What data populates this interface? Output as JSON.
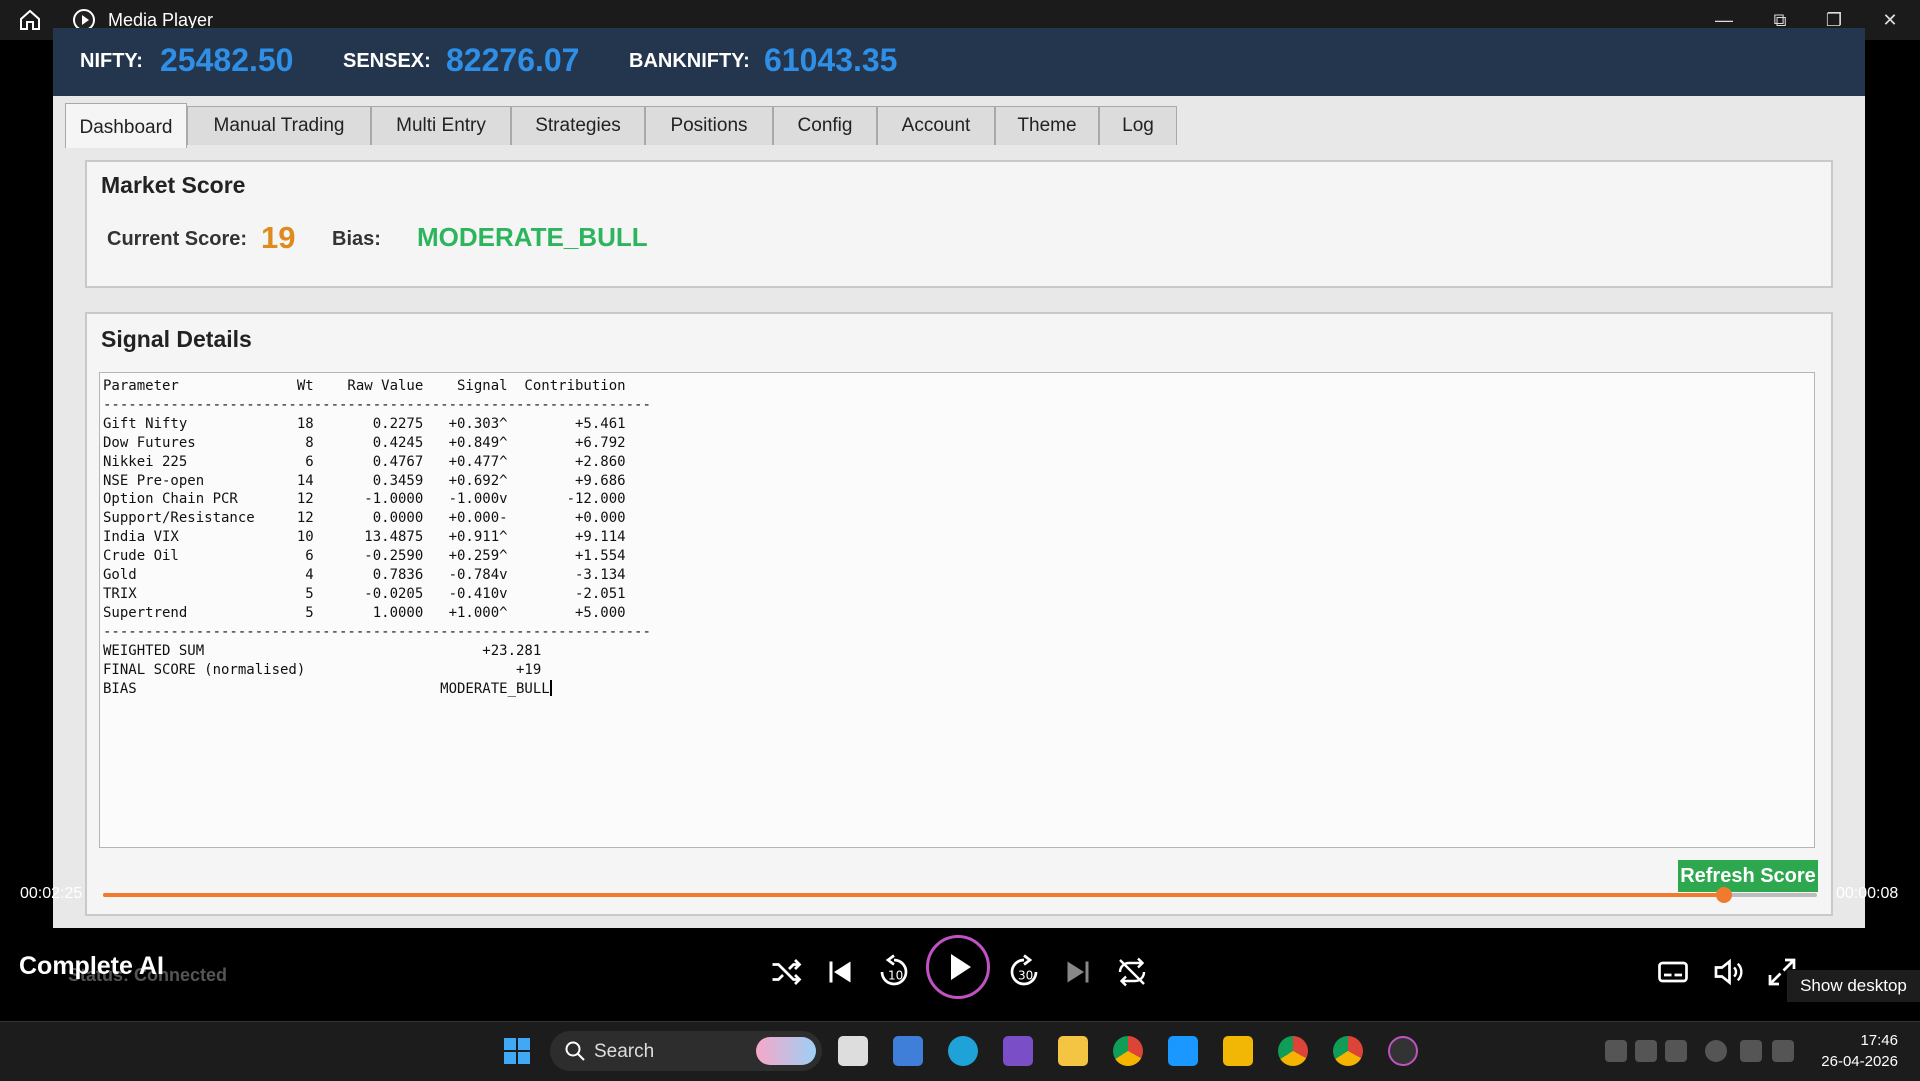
{
  "window": {
    "title": "Media Player"
  },
  "ticker": [
    {
      "label": "NIFTY:",
      "value": "25482.50"
    },
    {
      "label": "SENSEX:",
      "value": "82276.07"
    },
    {
      "label": "BANKNIFTY:",
      "value": "61043.35"
    }
  ],
  "tabs": [
    "Dashboard",
    "Manual Trading",
    "Multi Entry",
    "Strategies",
    "Positions",
    "Config",
    "Account",
    "Theme",
    "Log"
  ],
  "market_score": {
    "title": "Market Score",
    "current_score_label": "Current Score:",
    "current_score": "19",
    "bias_label": "Bias:",
    "bias": "MODERATE_BULL"
  },
  "signal_details": {
    "title": "Signal Details",
    "columns": [
      "Parameter",
      "Wt",
      "Raw Value",
      "Signal",
      "Contribution"
    ],
    "rows": [
      [
        "Gift Nifty",
        "18",
        "0.2275",
        "+0.303^",
        "+5.461"
      ],
      [
        "Dow Futures",
        "8",
        "0.4245",
        "+0.849^",
        "+6.792"
      ],
      [
        "Nikkei 225",
        "6",
        "0.4767",
        "+0.477^",
        "+2.860"
      ],
      [
        "NSE Pre-open",
        "14",
        "0.3459",
        "+0.692^",
        "+9.686"
      ],
      [
        "Option Chain PCR",
        "12",
        "-1.0000",
        "-1.000v",
        "-12.000"
      ],
      [
        "Support/Resistance",
        "12",
        "0.0000",
        "+0.000-",
        "+0.000"
      ],
      [
        "India VIX",
        "10",
        "13.4875",
        "+0.911^",
        "+9.114"
      ],
      [
        "Crude Oil",
        "6",
        "-0.2590",
        "+0.259^",
        "+1.554"
      ],
      [
        "Gold",
        "4",
        "0.7836",
        "-0.784v",
        "-3.134"
      ],
      [
        "TRIX",
        "5",
        "-0.0205",
        "-0.410v",
        "-2.051"
      ],
      [
        "Supertrend",
        "5",
        "1.0000",
        "+1.000^",
        "+5.000"
      ]
    ],
    "summary": [
      [
        "WEIGHTED SUM",
        "+23.281"
      ],
      [
        "FINAL SCORE (normalised)",
        "+19"
      ],
      [
        "BIAS",
        "MODERATE_BULL"
      ]
    ]
  },
  "refresh_button": "Refresh Score",
  "status": "Status: Connected",
  "player": {
    "elapsed": "00:02:25",
    "remaining": "00:00:08",
    "progress": 0.946,
    "overlay_title": "Complete AI",
    "show_desktop": "Show desktop"
  },
  "taskbar": {
    "search_label": "Search",
    "time": "17:46",
    "date": "26-04-2026"
  },
  "colors": {
    "accent": "#f07b2f",
    "ticker_value": "#2f8fe6",
    "bias": "#2db55d",
    "score": "#e08a1e",
    "refresh": "#2ea84f"
  }
}
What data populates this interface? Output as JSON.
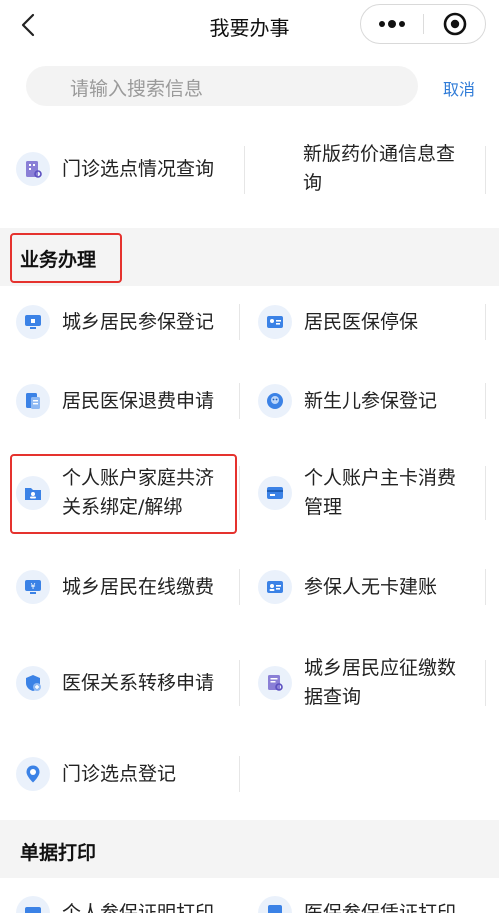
{
  "navbar": {
    "title": "我要办事"
  },
  "search": {
    "placeholder": "请输入搜索信息",
    "cancel_label": "取消"
  },
  "top_items": [
    {
      "label": "门诊选点情况查询",
      "icon": "hospital-search-icon"
    },
    {
      "label": "新版药价通信息查询",
      "icon": ""
    }
  ],
  "sections": [
    {
      "title": "业务办理",
      "items": [
        {
          "label": "城乡居民参保登记",
          "icon": "monitor-icon"
        },
        {
          "label": "居民医保停保",
          "icon": "id-card-icon"
        },
        {
          "label": "居民医保退费申请",
          "icon": "document-icon"
        },
        {
          "label": "新生儿参保登记",
          "icon": "baby-icon"
        },
        {
          "label": "个人账户家庭共济关系绑定/解绑",
          "icon": "family-folder-icon"
        },
        {
          "label": "个人账户主卡消费管理",
          "icon": "card-icon"
        },
        {
          "label": "城乡居民在线缴费",
          "icon": "payment-icon"
        },
        {
          "label": "参保人无卡建账",
          "icon": "account-card-icon"
        },
        {
          "label": "医保关系转移申请",
          "icon": "transfer-shield-icon"
        },
        {
          "label": "城乡居民应征缴数据查询",
          "icon": "data-search-icon"
        },
        {
          "label": "门诊选点登记",
          "icon": "location-pin-icon"
        }
      ]
    },
    {
      "title": "单据打印",
      "items": [
        {
          "label": "个人参保证明打印",
          "icon": "print-icon"
        },
        {
          "label": "医保参保凭证打印",
          "icon": "certificate-icon"
        }
      ]
    }
  ],
  "colors": {
    "accent": "#2f7bd7",
    "highlight_border": "#e5322e",
    "section_bg": "#f4f4f4",
    "icon_bg": "#eaf1fb",
    "icon_fg": "#3b82e6"
  }
}
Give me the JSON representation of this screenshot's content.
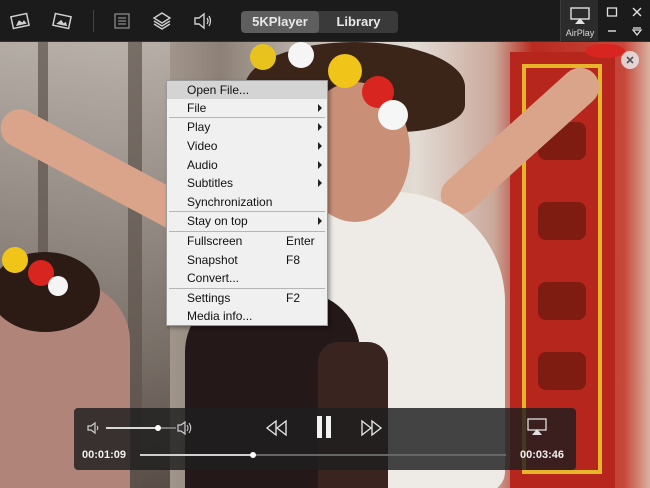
{
  "app": {
    "tabs": [
      {
        "label": "5KPlayer",
        "active": true
      },
      {
        "label": "Library",
        "active": false
      }
    ],
    "airplay_label": "AirPlay"
  },
  "context_menu": {
    "items": [
      {
        "label": "Open File...",
        "shortcut": "",
        "submenu": false,
        "highlighted": true
      },
      {
        "label": "File",
        "shortcut": "",
        "submenu": true
      },
      {
        "label": "Play",
        "shortcut": "",
        "submenu": true
      },
      {
        "label": "Video",
        "shortcut": "",
        "submenu": true
      },
      {
        "label": "Audio",
        "shortcut": "",
        "submenu": true
      },
      {
        "label": "Subtitles",
        "shortcut": "",
        "submenu": true
      },
      {
        "label": "Synchronization",
        "shortcut": "",
        "submenu": false
      },
      {
        "label": "Stay on top",
        "shortcut": "",
        "submenu": true
      },
      {
        "label": "Fullscreen",
        "shortcut": "Enter",
        "submenu": false
      },
      {
        "label": "Snapshot",
        "shortcut": "F8",
        "submenu": false
      },
      {
        "label": "Convert...",
        "shortcut": "",
        "submenu": false
      },
      {
        "label": "Settings",
        "shortcut": "F2",
        "submenu": false
      },
      {
        "label": "Media info...",
        "shortcut": "",
        "submenu": false
      }
    ]
  },
  "player": {
    "elapsed": "00:01:09",
    "duration": "00:03:46",
    "progress_fraction": 0.31,
    "volume_fraction": 0.74
  },
  "colors": {
    "topbar_bg": "#1b1b1b",
    "menu_bg": "#f0f0f0",
    "menu_highlight": "#d4d4d4",
    "controls_bg": "#1e1e1e"
  }
}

———

**Problem description:** Only a number is needed: how many lines of the material above contain "Media"?

**Exercise result:** 2